WHAT NEEDS TO BE DONE>
Print out each record below, unaltered and complete, without its images.

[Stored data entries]
○ ○ ○ ○ ○

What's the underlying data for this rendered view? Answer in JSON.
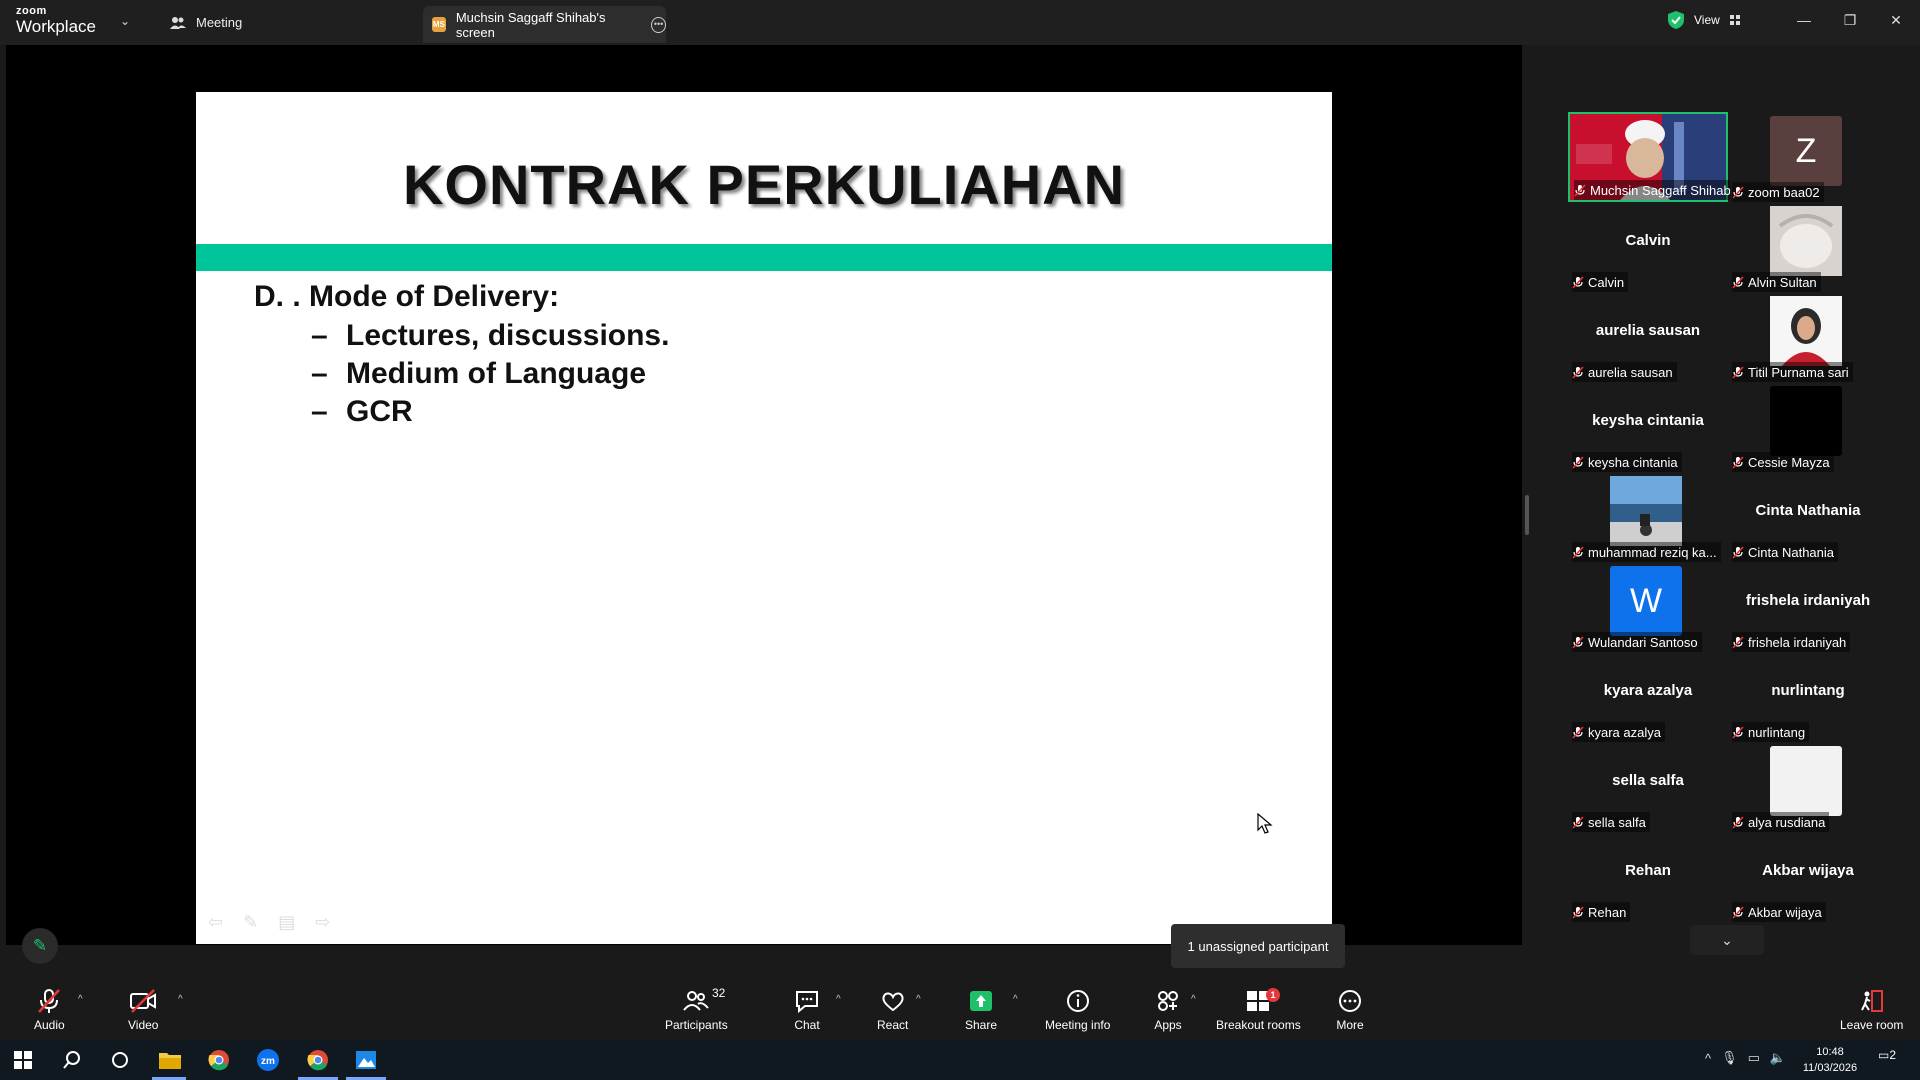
{
  "app": {
    "brand_top": "zoom",
    "brand_bottom": "Workplace",
    "tab_meeting": "Meeting",
    "tab_share_badge": "MS",
    "tab_share": "Muchsin Saggaff Shihab's screen",
    "view_label": "View"
  },
  "slide": {
    "title": "KONTRAK PERKULIAHAN",
    "heading": "D. . Mode of Delivery:",
    "dash": "–",
    "items": [
      "Lectures, discussions.",
      "Medium of Language",
      "GCR"
    ],
    "band_color": "#00c49a"
  },
  "tooltip": "1 unassigned participant",
  "participants": [
    {
      "name": "Muchsin Saggaff Shihab",
      "big": "",
      "kind": "video-red"
    },
    {
      "name": "zoom baa02",
      "big": "",
      "kind": "letter",
      "letter": "Z",
      "color": "#5a3f3f"
    },
    {
      "name": "Calvin",
      "big": "Calvin",
      "kind": "name"
    },
    {
      "name": "Alvin Sultan",
      "big": "",
      "kind": "photo-light"
    },
    {
      "name": "aurelia sausan",
      "big": "aurelia sausan",
      "kind": "name"
    },
    {
      "name": "Titil Purnama sari",
      "big": "",
      "kind": "photo-hijab"
    },
    {
      "name": "keysha cintania",
      "big": "keysha cintania",
      "kind": "name"
    },
    {
      "name": "Cessie Mayza",
      "big": "",
      "kind": "black"
    },
    {
      "name": "muhammad reziq ka...",
      "big": "",
      "kind": "photo-beach"
    },
    {
      "name": "Cinta Nathania",
      "big": "Cinta Nathania",
      "kind": "name"
    },
    {
      "name": "Wulandari Santoso",
      "big": "",
      "kind": "letter",
      "letter": "W",
      "color": "#0e72ed"
    },
    {
      "name": "frishela irdaniyah",
      "big": "frishela irdaniyah",
      "kind": "name"
    },
    {
      "name": "kyara azalya",
      "big": "kyara azalya",
      "kind": "name"
    },
    {
      "name": "nurlintang",
      "big": "nurlintang",
      "kind": "name"
    },
    {
      "name": "sella salfa",
      "big": "sella salfa",
      "kind": "name"
    },
    {
      "name": "alya rusdiana",
      "big": "",
      "kind": "white"
    },
    {
      "name": "Rehan",
      "big": "Rehan",
      "kind": "name"
    },
    {
      "name": "Akbar wijaya",
      "big": "Akbar wijaya",
      "kind": "name"
    }
  ],
  "toolbar": {
    "audio": "Audio",
    "video": "Video",
    "participants": "Participants",
    "participants_count": "32",
    "chat": "Chat",
    "react": "React",
    "share": "Share",
    "meeting_info": "Meeting info",
    "apps": "Apps",
    "breakout": "Breakout rooms",
    "breakout_badge": "1",
    "more": "More",
    "leave": "Leave room"
  },
  "taskbar": {
    "time": "10:48",
    "date": "11/03/2026",
    "notifications": "2"
  },
  "colors": {
    "active_speaker": "#1ec06b",
    "share_green": "#1ec06b",
    "muted_red": "#e5383b"
  }
}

○ ○ ○ ○ ○

FULL ANSWER>
What's the underlying data for this rendered view? Answer in JSON.
{
  "app": {
    "brand_top": "zoom",
    "brand_bottom": "Workplace",
    "tab_meeting": "Meeting",
    "tab_share_badge": "MS",
    "tab_share": "Muchsin Saggaff Shihab's screen",
    "view_label": "View"
  },
  "slide": {
    "title": "KONTRAK PERKULIAHAN",
    "heading": "D. . Mode of Delivery:",
    "dash": "–",
    "items": [
      "Lectures, discussions.",
      "Medium of Language",
      "GCR"
    ],
    "band_color": "#00c49a"
  },
  "tooltip": "1 unassigned participant",
  "participants": [
    {
      "name": "Muchsin Saggaff Shihab",
      "big": "",
      "kind": "video-red"
    },
    {
      "name": "zoom baa02",
      "big": "",
      "kind": "letter",
      "letter": "Z",
      "color": "#5a3f3f"
    },
    {
      "name": "Calvin",
      "big": "Calvin",
      "kind": "name"
    },
    {
      "name": "Alvin Sultan",
      "big": "",
      "kind": "photo-light"
    },
    {
      "name": "aurelia sausan",
      "big": "aurelia sausan",
      "kind": "name"
    },
    {
      "name": "Titil Purnama sari",
      "big": "",
      "kind": "photo-hijab"
    },
    {
      "name": "keysha cintania",
      "big": "keysha cintania",
      "kind": "name"
    },
    {
      "name": "Cessie Mayza",
      "big": "",
      "kind": "black"
    },
    {
      "name": "muhammad reziq ka...",
      "big": "",
      "kind": "photo-beach"
    },
    {
      "name": "Cinta Nathania",
      "big": "Cinta Nathania",
      "kind": "name"
    },
    {
      "name": "Wulandari Santoso",
      "big": "",
      "kind": "letter",
      "letter": "W",
      "color": "#0e72ed"
    },
    {
      "name": "frishela irdaniyah",
      "big": "frishela irdaniyah",
      "kind": "name"
    },
    {
      "name": "kyara azalya",
      "big": "kyara azalya",
      "kind": "name"
    },
    {
      "name": "nurlintang",
      "big": "nurlintang",
      "kind": "name"
    },
    {
      "name": "sella salfa",
      "big": "sella salfa",
      "kind": "name"
    },
    {
      "name": "alya rusdiana",
      "big": "",
      "kind": "white"
    },
    {
      "name": "Rehan",
      "big": "Rehan",
      "kind": "name"
    },
    {
      "name": "Akbar wijaya",
      "big": "Akbar wijaya",
      "kind": "name"
    }
  ],
  "toolbar": {
    "audio": "Audio",
    "video": "Video",
    "participants": "Participants",
    "participants_count": "32",
    "chat": "Chat",
    "react": "React",
    "share": "Share",
    "meeting_info": "Meeting info",
    "apps": "Apps",
    "breakout": "Breakout rooms",
    "breakout_badge": "1",
    "more": "More",
    "leave": "Leave room"
  },
  "taskbar": {
    "time": "10:48",
    "date": "11/03/2026",
    "notifications": "2"
  },
  "colors": {
    "active_speaker": "#1ec06b",
    "share_green": "#1ec06b",
    "muted_red": "#e5383b"
  }
}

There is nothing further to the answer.